PROBLEM TO WORK ON
Skip every image and restate the data word for word.

RECORDS
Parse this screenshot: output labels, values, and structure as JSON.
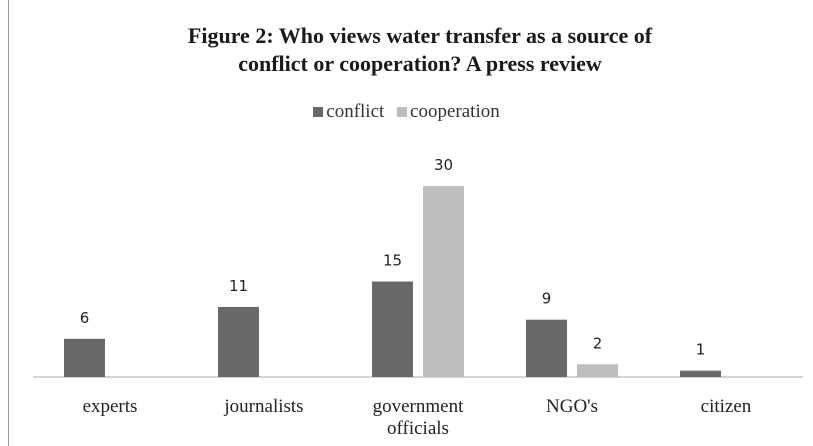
{
  "chart_data": {
    "type": "bar",
    "title_lines": [
      "Figure 2: Who  views water transfer as a source of",
      "conflict or cooperation? A press review"
    ],
    "categories": [
      [
        "experts"
      ],
      [
        "journalists"
      ],
      [
        "government",
        "officials"
      ],
      [
        "NGO's"
      ],
      [
        "citizen"
      ]
    ],
    "series": [
      {
        "name": "conflict",
        "color": "#686868",
        "values": [
          6,
          11,
          15,
          9,
          1
        ]
      },
      {
        "name": "cooperation",
        "color": "#bdbdbd",
        "values": [
          null,
          null,
          30,
          2,
          null
        ]
      }
    ],
    "ylim": [
      0,
      30
    ],
    "grid": false,
    "legend_position": "top-center",
    "xlabel": "",
    "ylabel": ""
  }
}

FULL OUTPUT
Parse this screenshot: output labels, values, and structure as JSON.
{
  "chart_data": {
    "type": "bar",
    "title_lines": [
      "Figure 2: Who  views water transfer as a source of",
      "conflict or cooperation? A press review"
    ],
    "categories": [
      [
        "experts"
      ],
      [
        "journalists"
      ],
      [
        "government",
        "officials"
      ],
      [
        "NGO's"
      ],
      [
        "citizen"
      ]
    ],
    "series": [
      {
        "name": "conflict",
        "color": "#686868",
        "values": [
          6,
          11,
          15,
          9,
          1
        ]
      },
      {
        "name": "cooperation",
        "color": "#bdbdbd",
        "values": [
          null,
          null,
          30,
          2,
          null
        ]
      }
    ],
    "ylim": [
      0,
      30
    ],
    "grid": false,
    "legend_position": "top-center",
    "xlabel": "",
    "ylabel": ""
  }
}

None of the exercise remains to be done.